Document passage ::
========================

= Fredrik Ekberg =

Finnish pastry chef and baker (1825–1891)

Fredrik Edvard Ekberg (29 June 1825 – 10 April 1891) was a Finnish pastry chef and baker who founded Café Ekberg in Helsinki. He is said to have created Finland's "national pastry tradition".

== Biography ==
Born in Helsinki, the orphaned Fredrik Edvard Ekberg was the foster son of a bank clerk. He originally intended to become a watchmaker but eventually became a journeyman baker. During his journey in the 1840s, he visited St. Petersburg, the Baltics and Vyborg.

Ekberg opened his first bakery in 1852 in Kruununhaka, Helsinki, which moved four years later to the Kiseleffska building on Aleksanterinkatu. The restaurant Café Parisien, which Ekberg opened in 1873 in the pastry shop on Aleksanterinkatu 52, can be seen as the highlight of his business. It operated on Aleksanterinkatu until 1917. He opened a business on Bulevardi in 1915, where the family business is still in operation in the fourth generation.

========================

Exercise data ::

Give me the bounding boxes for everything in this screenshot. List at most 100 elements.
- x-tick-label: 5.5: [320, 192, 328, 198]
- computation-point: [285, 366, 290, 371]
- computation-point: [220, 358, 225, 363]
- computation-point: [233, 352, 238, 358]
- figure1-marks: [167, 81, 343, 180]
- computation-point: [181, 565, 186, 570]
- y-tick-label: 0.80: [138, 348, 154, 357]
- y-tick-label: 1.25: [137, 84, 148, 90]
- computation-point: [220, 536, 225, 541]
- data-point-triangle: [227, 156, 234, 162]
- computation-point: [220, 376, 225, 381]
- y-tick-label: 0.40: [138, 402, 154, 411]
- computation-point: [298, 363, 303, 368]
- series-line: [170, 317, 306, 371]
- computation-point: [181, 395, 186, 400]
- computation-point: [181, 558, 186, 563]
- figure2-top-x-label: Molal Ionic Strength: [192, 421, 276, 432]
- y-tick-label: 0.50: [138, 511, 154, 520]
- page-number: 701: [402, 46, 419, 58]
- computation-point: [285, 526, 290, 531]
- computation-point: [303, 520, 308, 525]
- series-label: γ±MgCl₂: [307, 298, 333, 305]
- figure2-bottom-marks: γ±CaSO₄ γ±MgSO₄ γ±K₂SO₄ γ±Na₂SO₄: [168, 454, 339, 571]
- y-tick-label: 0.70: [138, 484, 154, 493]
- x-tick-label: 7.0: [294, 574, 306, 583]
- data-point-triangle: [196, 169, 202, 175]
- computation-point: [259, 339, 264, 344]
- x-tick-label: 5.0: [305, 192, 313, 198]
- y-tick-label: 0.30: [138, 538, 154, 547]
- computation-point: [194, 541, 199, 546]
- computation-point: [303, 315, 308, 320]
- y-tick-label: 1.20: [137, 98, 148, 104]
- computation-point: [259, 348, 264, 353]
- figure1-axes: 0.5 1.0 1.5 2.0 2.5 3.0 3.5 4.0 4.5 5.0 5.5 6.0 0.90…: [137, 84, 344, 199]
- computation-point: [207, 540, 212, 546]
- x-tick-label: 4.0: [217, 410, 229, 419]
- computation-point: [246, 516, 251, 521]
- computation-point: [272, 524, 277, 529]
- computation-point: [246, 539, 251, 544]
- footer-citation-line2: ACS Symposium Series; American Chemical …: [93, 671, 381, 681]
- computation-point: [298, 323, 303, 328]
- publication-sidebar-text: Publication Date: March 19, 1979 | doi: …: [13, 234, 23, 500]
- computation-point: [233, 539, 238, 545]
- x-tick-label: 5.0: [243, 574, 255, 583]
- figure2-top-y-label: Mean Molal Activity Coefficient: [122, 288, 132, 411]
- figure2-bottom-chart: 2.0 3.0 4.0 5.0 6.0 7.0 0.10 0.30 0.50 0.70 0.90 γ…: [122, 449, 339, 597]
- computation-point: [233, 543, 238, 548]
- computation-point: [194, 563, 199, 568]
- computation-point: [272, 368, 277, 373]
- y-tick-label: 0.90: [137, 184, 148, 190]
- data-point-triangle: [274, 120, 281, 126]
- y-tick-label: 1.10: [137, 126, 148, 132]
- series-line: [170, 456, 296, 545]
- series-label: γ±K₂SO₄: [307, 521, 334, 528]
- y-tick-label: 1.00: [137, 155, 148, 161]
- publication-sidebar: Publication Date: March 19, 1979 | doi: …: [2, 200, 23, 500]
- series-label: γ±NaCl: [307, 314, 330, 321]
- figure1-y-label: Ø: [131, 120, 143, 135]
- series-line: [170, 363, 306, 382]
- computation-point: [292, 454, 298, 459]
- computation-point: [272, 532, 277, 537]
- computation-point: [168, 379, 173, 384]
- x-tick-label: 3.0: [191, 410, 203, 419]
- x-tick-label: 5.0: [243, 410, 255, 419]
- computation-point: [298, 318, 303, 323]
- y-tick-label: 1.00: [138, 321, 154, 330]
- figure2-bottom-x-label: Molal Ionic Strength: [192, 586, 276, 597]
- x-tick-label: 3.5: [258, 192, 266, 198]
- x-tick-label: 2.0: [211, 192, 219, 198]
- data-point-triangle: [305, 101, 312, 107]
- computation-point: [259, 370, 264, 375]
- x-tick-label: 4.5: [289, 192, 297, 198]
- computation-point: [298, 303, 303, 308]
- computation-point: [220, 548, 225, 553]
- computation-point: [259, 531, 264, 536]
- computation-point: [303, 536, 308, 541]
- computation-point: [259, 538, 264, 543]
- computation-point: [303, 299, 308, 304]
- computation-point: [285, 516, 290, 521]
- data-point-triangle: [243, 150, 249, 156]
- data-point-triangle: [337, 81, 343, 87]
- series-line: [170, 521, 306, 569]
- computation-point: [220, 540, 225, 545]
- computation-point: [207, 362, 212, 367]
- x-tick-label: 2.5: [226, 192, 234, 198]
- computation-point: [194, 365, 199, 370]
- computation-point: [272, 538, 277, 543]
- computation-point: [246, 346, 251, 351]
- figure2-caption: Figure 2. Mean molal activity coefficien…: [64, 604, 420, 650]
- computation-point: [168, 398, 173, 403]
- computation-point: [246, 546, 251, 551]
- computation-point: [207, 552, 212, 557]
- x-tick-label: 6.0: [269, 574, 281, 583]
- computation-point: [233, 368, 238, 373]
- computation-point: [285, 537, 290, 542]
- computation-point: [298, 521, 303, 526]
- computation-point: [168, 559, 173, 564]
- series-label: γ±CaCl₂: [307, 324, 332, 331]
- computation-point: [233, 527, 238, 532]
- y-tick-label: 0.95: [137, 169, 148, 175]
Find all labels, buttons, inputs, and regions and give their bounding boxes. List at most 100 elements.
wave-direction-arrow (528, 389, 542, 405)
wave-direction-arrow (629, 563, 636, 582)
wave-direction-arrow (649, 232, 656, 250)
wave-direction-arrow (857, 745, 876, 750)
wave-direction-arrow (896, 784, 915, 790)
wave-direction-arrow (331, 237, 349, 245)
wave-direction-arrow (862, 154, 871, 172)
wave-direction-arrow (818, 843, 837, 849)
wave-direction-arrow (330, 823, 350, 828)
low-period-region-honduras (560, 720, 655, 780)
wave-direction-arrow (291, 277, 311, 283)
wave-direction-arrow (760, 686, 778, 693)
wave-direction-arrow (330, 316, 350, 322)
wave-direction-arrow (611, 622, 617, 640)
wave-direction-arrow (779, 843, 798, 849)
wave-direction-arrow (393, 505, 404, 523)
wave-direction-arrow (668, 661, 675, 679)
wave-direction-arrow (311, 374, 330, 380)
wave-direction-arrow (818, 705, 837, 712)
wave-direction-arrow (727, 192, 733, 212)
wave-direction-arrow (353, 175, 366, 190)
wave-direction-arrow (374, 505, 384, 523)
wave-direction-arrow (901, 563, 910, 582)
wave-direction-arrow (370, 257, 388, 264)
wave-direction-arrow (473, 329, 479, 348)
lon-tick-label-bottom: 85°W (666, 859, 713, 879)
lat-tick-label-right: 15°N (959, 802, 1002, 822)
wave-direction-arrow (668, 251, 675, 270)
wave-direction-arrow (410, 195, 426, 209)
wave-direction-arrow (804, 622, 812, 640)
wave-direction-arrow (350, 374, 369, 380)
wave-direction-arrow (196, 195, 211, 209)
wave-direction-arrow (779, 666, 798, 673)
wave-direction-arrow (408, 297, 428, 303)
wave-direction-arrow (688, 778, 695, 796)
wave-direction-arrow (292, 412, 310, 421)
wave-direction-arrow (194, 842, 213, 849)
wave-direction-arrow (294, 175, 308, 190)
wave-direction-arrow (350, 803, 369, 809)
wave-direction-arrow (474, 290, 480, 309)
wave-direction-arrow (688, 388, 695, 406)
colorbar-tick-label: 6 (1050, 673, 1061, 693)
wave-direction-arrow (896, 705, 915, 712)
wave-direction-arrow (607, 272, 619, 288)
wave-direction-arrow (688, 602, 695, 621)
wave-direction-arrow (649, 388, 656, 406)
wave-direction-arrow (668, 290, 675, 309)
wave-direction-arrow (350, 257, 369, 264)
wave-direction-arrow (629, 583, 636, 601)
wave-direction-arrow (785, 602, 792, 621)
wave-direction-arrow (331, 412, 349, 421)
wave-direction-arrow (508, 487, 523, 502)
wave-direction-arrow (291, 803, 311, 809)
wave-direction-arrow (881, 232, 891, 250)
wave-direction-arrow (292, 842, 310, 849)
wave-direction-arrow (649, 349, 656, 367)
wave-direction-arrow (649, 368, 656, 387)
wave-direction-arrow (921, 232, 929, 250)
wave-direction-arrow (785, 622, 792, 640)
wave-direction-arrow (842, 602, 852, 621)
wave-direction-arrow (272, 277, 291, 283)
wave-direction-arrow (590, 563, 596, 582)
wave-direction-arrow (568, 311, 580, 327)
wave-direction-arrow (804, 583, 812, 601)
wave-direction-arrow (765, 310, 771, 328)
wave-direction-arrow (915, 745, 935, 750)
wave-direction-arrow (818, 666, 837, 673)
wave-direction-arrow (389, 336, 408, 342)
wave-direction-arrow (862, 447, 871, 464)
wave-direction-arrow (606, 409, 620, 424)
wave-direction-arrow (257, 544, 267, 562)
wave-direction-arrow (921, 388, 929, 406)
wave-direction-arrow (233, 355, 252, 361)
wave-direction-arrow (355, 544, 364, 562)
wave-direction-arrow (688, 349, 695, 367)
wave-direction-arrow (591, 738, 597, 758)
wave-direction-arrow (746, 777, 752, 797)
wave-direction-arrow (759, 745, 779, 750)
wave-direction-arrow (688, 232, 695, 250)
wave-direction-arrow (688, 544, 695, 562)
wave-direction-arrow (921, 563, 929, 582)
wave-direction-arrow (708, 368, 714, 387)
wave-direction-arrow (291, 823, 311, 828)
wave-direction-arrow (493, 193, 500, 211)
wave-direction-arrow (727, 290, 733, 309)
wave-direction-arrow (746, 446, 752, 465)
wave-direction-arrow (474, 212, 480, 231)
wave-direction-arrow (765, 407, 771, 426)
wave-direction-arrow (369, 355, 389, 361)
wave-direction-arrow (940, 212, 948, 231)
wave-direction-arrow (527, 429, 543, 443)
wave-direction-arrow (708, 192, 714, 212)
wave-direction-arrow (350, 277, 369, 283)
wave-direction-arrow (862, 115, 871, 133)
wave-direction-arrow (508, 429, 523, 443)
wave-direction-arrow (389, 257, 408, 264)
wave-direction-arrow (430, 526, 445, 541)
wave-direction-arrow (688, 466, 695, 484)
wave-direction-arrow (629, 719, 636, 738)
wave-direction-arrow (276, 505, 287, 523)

========================

Exercise instructions ::
• 1. According to the Fredrik Ekberg biography, in what year and where did Ekberg open his first bakery?
• 2. Carry on writing the Fredrik Ekberg biography, picking up after its final sentence.
The items come from a different source than the Fredrik Ekberg biography.

Task-by-task answers ::
• 1. In 1852, in Kruununhaka, Helsinki.

• 2.
Ekberg spoke Swedish as his mother tongue. He married Eleonora Wilhelmina Österman in 1857 and Johanna Carolina Elisabeth De Geer in 1867. Ekberg died at the age of 65 in Helsinki in 1891.

== Literature ==
- L. Ekberg, Firman Fredr. Edv. Ekberg 1852−1952 (1952)
- Rafael Hertzberg, Helsingfors för trehundra år sedan och i våra dagar (1888)
- Bo Lönnqvist, Bakelser i Helsingfors. Narinkka 1986−1987
- Bo Lönnqvist, Bakelser. En studie i lyxens kulturella formspråk (1997)
- August Schauman, Nu och förr (1886).